PROBLEM TO SOLVE: From the entries below, gather each line containing the word "items".

--- START OF ENTRIES SHOWN ---

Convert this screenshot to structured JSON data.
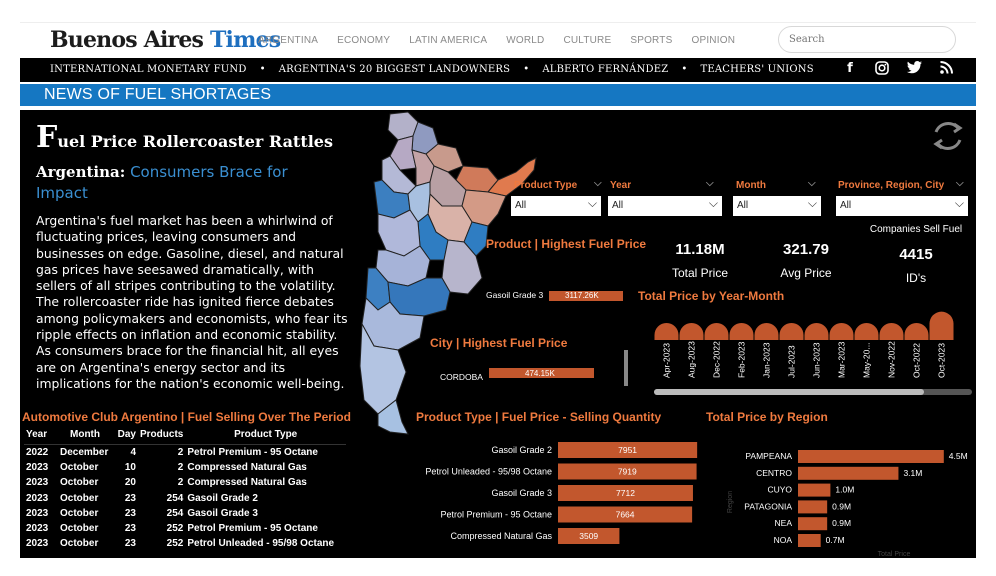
{
  "site": {
    "logo_part1": "Buenos Aires",
    "logo_part2": "Times",
    "nav": [
      "ARGENTINA",
      "ECONOMY",
      "LATIN AMERICA",
      "WORLD",
      "CULTURE",
      "SPORTS",
      "OPINION"
    ],
    "search_placeholder": "Search",
    "topics": [
      "INTERNATIONAL MONETARY FUND",
      "ARGENTINA'S 20 BIGGEST LANDOWNERS",
      "ALBERTO FERNÁNDEZ",
      "TEACHERS' UNIONS"
    ],
    "social_icons": [
      "facebook-icon",
      "instagram-icon",
      "twitter-icon",
      "rss-icon"
    ],
    "section_title": "NEWS OF FUEL SHORTAGES"
  },
  "article": {
    "title_cap": "F",
    "title_rest": "uel Price Rollercoaster Rattles",
    "subtitle_lead": "Argentina:",
    "subtitle_rest": "Consumers Brace for Impact",
    "body": "Argentina's fuel market has been a whirlwind of fluctuating prices, leaving consumers and businesses on edge. Gasoline, diesel, and natural gas prices have seesawed dramatically, with sellers of all stripes contributing to the volatility. The rollercoaster ride has ignited fierce debates among policymakers and economists, who fear its ripple effects on inflation and economic stability. As consumers brace for the financial hit, all eyes are on Argentina's energy sector and its implications for the nation's economic well-being."
  },
  "table": {
    "title": "Automotive Club Argentino | Fuel Selling Over The Period",
    "headers": [
      "Year",
      "Month",
      "Day",
      "Products",
      "Product Type"
    ],
    "rows": [
      [
        "2022",
        "December",
        "4",
        "2",
        "Petrol Premium - 95 Octane"
      ],
      [
        "2023",
        "October",
        "10",
        "2",
        "Compressed Natural Gas"
      ],
      [
        "2023",
        "October",
        "20",
        "2",
        "Compressed Natural Gas"
      ],
      [
        "2023",
        "October",
        "23",
        "254",
        "Gasoil Grade 2"
      ],
      [
        "2023",
        "October",
        "23",
        "254",
        "Gasoil Grade 3"
      ],
      [
        "2023",
        "October",
        "23",
        "252",
        "Petrol Premium - 95 Octane"
      ],
      [
        "2023",
        "October",
        "23",
        "252",
        "Petrol Unleaded - 95/98 Octane"
      ]
    ]
  },
  "slicers": [
    {
      "label": "Product Type",
      "value": "All"
    },
    {
      "label": "Year",
      "value": "All"
    },
    {
      "label": "Month",
      "value": "All"
    },
    {
      "label": "Province, Region, City",
      "value": "All"
    }
  ],
  "cards": {
    "total_price": "11.18M",
    "total_price_label": "Total Price",
    "avg_price": "321.79",
    "avg_price_label": "Avg Price",
    "companies_title": "Companies Sell Fuel",
    "ids": "4415",
    "ids_label": "ID's"
  },
  "product_highest": {
    "title": "Product | Highest Fuel Price",
    "label": "Gasoil Grade 3",
    "value_label": "3117.26K"
  },
  "city_highest": {
    "title": "City | Highest Fuel Price",
    "label": "CORDOBA",
    "value_label": "474.15K"
  },
  "colors": {
    "accent_orange": "#ef7a3f",
    "bar": "#c2572d",
    "brand_blue": "#1577c2",
    "map_blue": "#2f7dc2"
  },
  "chart_data": [
    {
      "type": "bar",
      "title": "Total Price by Year-Month",
      "categories": [
        "Apr-2023",
        "Aug-2023",
        "Dec-2022",
        "Feb-2023",
        "Jan-2023",
        "Jul-2023",
        "Jun-2023",
        "Mar-2023",
        "May-20...",
        "Nov-2022",
        "Oct-2022",
        "Oct-2023"
      ],
      "values": [
        0.3,
        0.3,
        0.3,
        0.3,
        0.3,
        0.3,
        0.3,
        0.3,
        0.3,
        0.3,
        0.3,
        0.5
      ]
    },
    {
      "type": "bar",
      "title": "Product Type | Fuel Price - Selling Quantity",
      "categories": [
        "Gasoil Grade 2",
        "Petrol Unleaded - 95/98 Octane",
        "Gasoil Grade 3",
        "Petrol Premium - 95 Octane",
        "Compressed Natural Gas"
      ],
      "values": [
        7951,
        7919,
        7712,
        7664,
        3509
      ]
    },
    {
      "type": "bar",
      "title": "Total Price by Region",
      "xlabel": "Total Price",
      "ylabel": "Region",
      "categories": [
        "PAMPEANA",
        "CENTRO",
        "CUYO",
        "PATAGONIA",
        "NEA",
        "NOA"
      ],
      "values": [
        4.5,
        3.1,
        1.0,
        0.9,
        0.9,
        0.7
      ],
      "value_labels": [
        "4.5M",
        "3.1M",
        "1.0M",
        "0.9M",
        "0.9M",
        "0.7M"
      ]
    }
  ]
}
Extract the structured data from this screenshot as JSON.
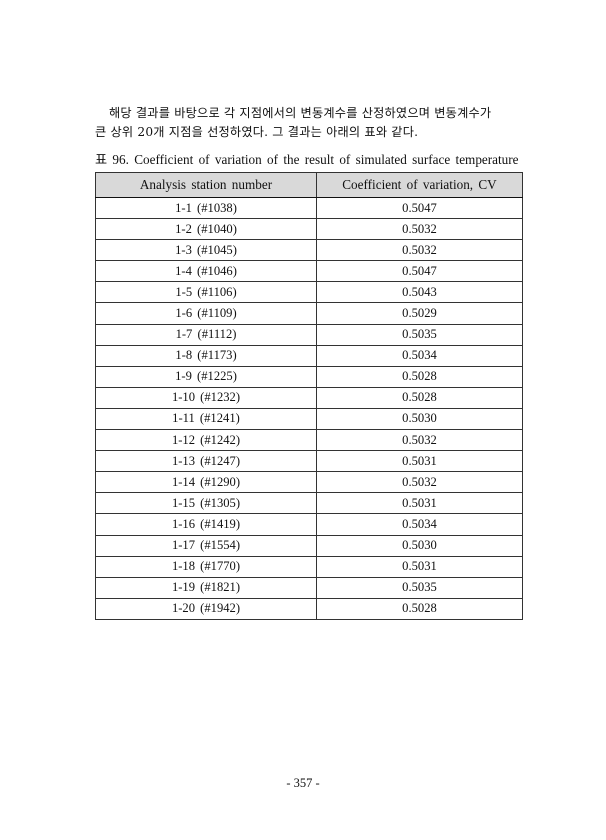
{
  "paragraph": {
    "line1": "해당 결과를 바탕으로 각 지점에서의 변동계수를 산정하였으며 변동계수가",
    "line2": "큰 상위 20개 지점을 선정하였다. 그 결과는 아래의 표와 같다."
  },
  "table": {
    "caption": "표 96. Coefficient of variation of the result of simulated surface temperature",
    "headers": [
      "Analysis station number",
      "Coefficient of variation, CV"
    ],
    "rows": [
      [
        "1-1  (#1038)",
        "0.5047"
      ],
      [
        "1-2  (#1040)",
        "0.5032"
      ],
      [
        "1-3  (#1045)",
        "0.5032"
      ],
      [
        "1-4  (#1046)",
        "0.5047"
      ],
      [
        "1-5  (#1106)",
        "0.5043"
      ],
      [
        "1-6  (#1109)",
        "0.5029"
      ],
      [
        "1-7  (#1112)",
        "0.5035"
      ],
      [
        "1-8  (#1173)",
        "0.5034"
      ],
      [
        "1-9  (#1225)",
        "0.5028"
      ],
      [
        "1-10  (#1232)",
        "0.5028"
      ],
      [
        "1-11  (#1241)",
        "0.5030"
      ],
      [
        "1-12  (#1242)",
        "0.5032"
      ],
      [
        "1-13  (#1247)",
        "0.5031"
      ],
      [
        "1-14  (#1290)",
        "0.5032"
      ],
      [
        "1-15  (#1305)",
        "0.5031"
      ],
      [
        "1-16  (#1419)",
        "0.5034"
      ],
      [
        "1-17  (#1554)",
        "0.5030"
      ],
      [
        "1-18  (#1770)",
        "0.5031"
      ],
      [
        "1-19  (#1821)",
        "0.5035"
      ],
      [
        "1-20  (#1942)",
        "0.5028"
      ]
    ]
  },
  "footer": {
    "page_number": "- 357 -"
  }
}
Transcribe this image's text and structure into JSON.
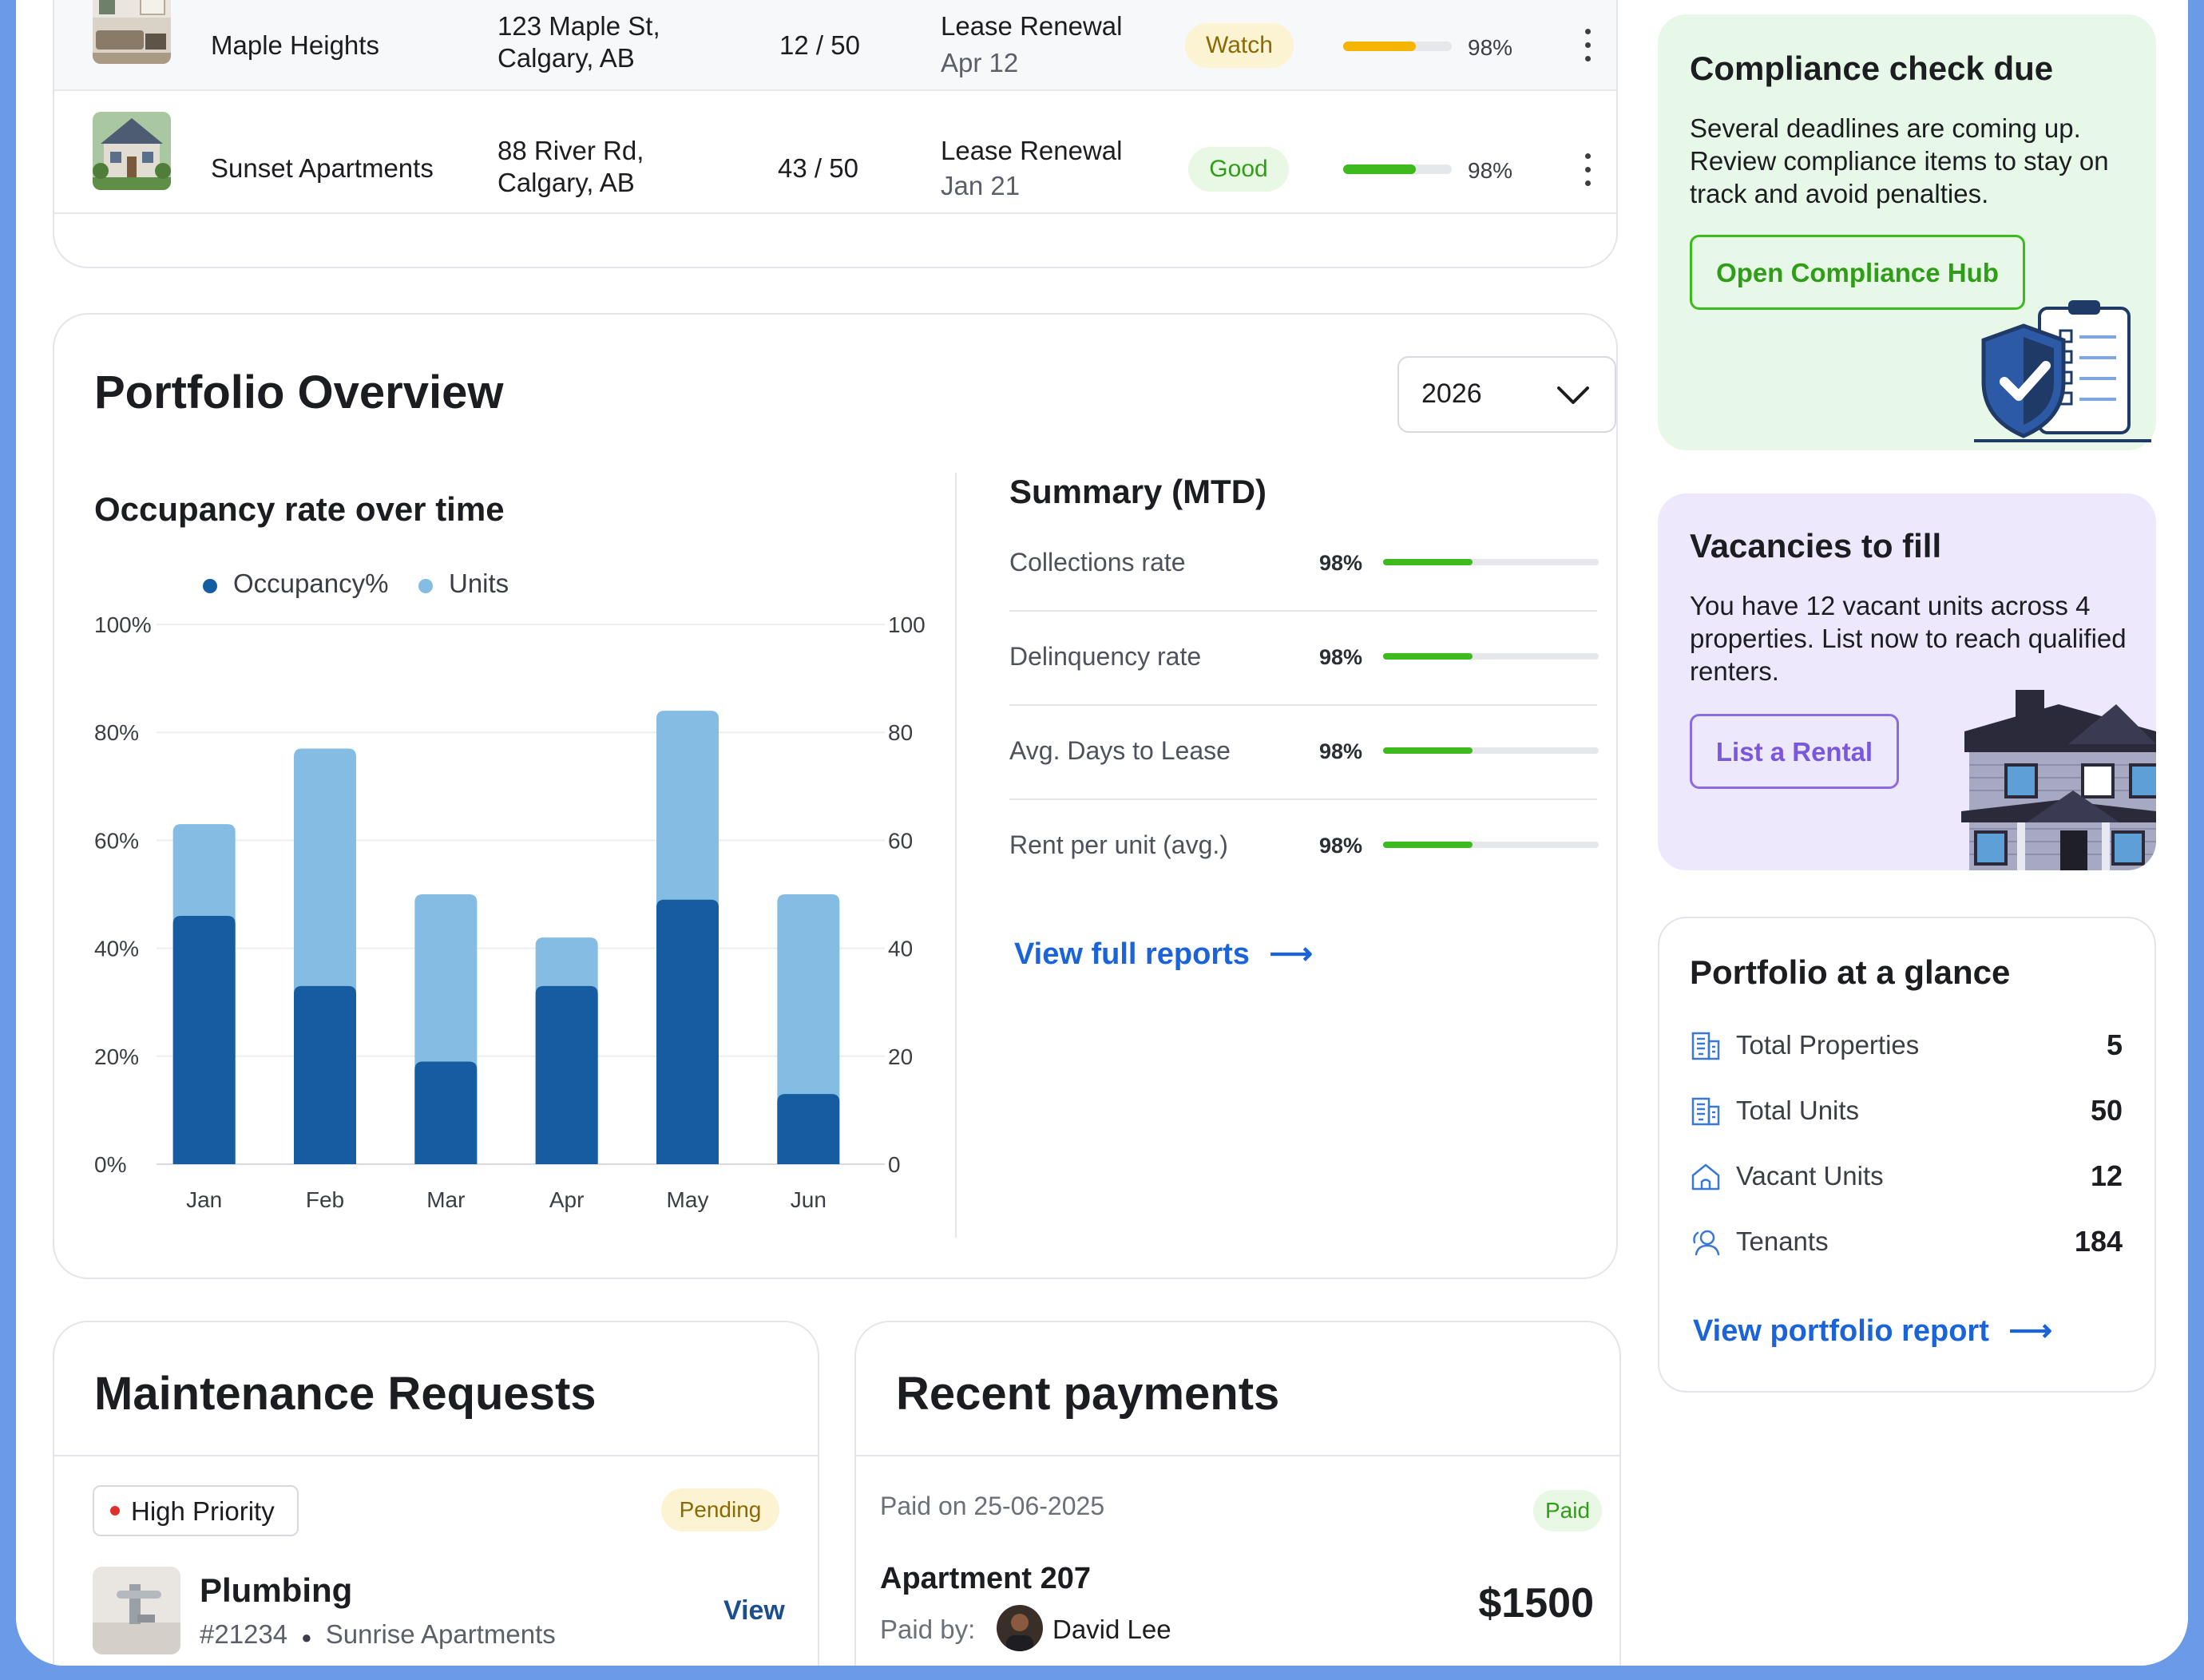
{
  "properties": [
    {
      "name": "Maple Heights",
      "address_line1": "123 Maple St,",
      "address_line2": "Calgary, AB",
      "units": "12 / 50",
      "event": "Lease Renewal",
      "date": "Apr  12",
      "status": "Watch",
      "status_color": "#f5b400",
      "score": 0.98,
      "score_label": "98%"
    },
    {
      "name": "Sunset Apartments",
      "address_line1": "88 River Rd,",
      "address_line2": "Calgary, AB",
      "units": "43 / 50",
      "event": "Lease Renewal",
      "date": "Jan  21",
      "status": "Good",
      "status_color": "#3cba1e",
      "score": 0.98,
      "score_label": "98%"
    }
  ],
  "overview": {
    "title": "Portfolio Overview",
    "year": "2026",
    "chart_title": "Occupancy rate over time",
    "summary_title": "Summary (MTD)",
    "summary": [
      {
        "label": "Collections rate",
        "value": "98%"
      },
      {
        "label": "Delinquency rate",
        "value": "98%"
      },
      {
        "label": "Avg. Days to Lease",
        "value": "98%"
      },
      {
        "label": "Rent per unit (avg.)",
        "value": "98%"
      }
    ],
    "reports_link": "View full reports",
    "arrow": "⟶"
  },
  "chart_data": {
    "type": "bar",
    "categories": [
      "Jan",
      "Feb",
      "Mar",
      "Apr",
      "May",
      "Jun"
    ],
    "series": [
      {
        "name": "Occupancy%",
        "values": [
          46,
          33,
          19,
          33,
          49,
          13
        ],
        "color": "#155ca0",
        "axis": "left"
      },
      {
        "name": "Units",
        "values": [
          63,
          77,
          50,
          42,
          84,
          50
        ],
        "color": "#85bce3",
        "axis": "right"
      }
    ],
    "y_left_ticks": [
      "100%",
      "80%",
      "60%",
      "40%",
      "20%",
      "0%"
    ],
    "y_right_ticks": [
      "100",
      "80",
      "60",
      "40",
      "20",
      "0"
    ],
    "ylim": [
      0,
      100
    ],
    "grid": true,
    "legend_position": "top-left"
  },
  "maintenance": {
    "title": "Maintenance Requests",
    "priority": "High Priority",
    "status": "Pending",
    "category": "Plumbing",
    "ticket": "#21234",
    "property": "Sunrise Apartments",
    "view": "View"
  },
  "payments": {
    "title": "Recent payments",
    "paid_on": "Paid on 25-06-2025",
    "status": "Paid",
    "unit": "Apartment 207",
    "paid_by_label": "Paid by:",
    "payer": "David Lee",
    "amount": "$1500"
  },
  "compliance": {
    "title": "Compliance check due",
    "body": "Several deadlines are coming up. Review compliance items to stay on track and avoid penalties.",
    "button": "Open Compliance Hub"
  },
  "vacancies": {
    "title": "Vacancies to fill",
    "body": "You have 12 vacant units across 4 properties. List now to reach qualified renters.",
    "button": "List a Rental"
  },
  "glance": {
    "title": "Portfolio at a glance",
    "items": [
      {
        "label": "Total Properties",
        "value": "5",
        "icon": "building-icon"
      },
      {
        "label": "Total Units",
        "value": "50",
        "icon": "building-icon"
      },
      {
        "label": "Vacant Units",
        "value": "12",
        "icon": "home-icon"
      },
      {
        "label": "Tenants",
        "value": "184",
        "icon": "people-icon"
      }
    ],
    "link": "View portfolio report",
    "arrow": "⟶"
  }
}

--- END OF ENTRIES SHOWN ---

RESPONSE TO THIS TASK:
    "body": "Several deadlines are coming up. Review compliance items to stay on track and avoid penalties.",
    "items": [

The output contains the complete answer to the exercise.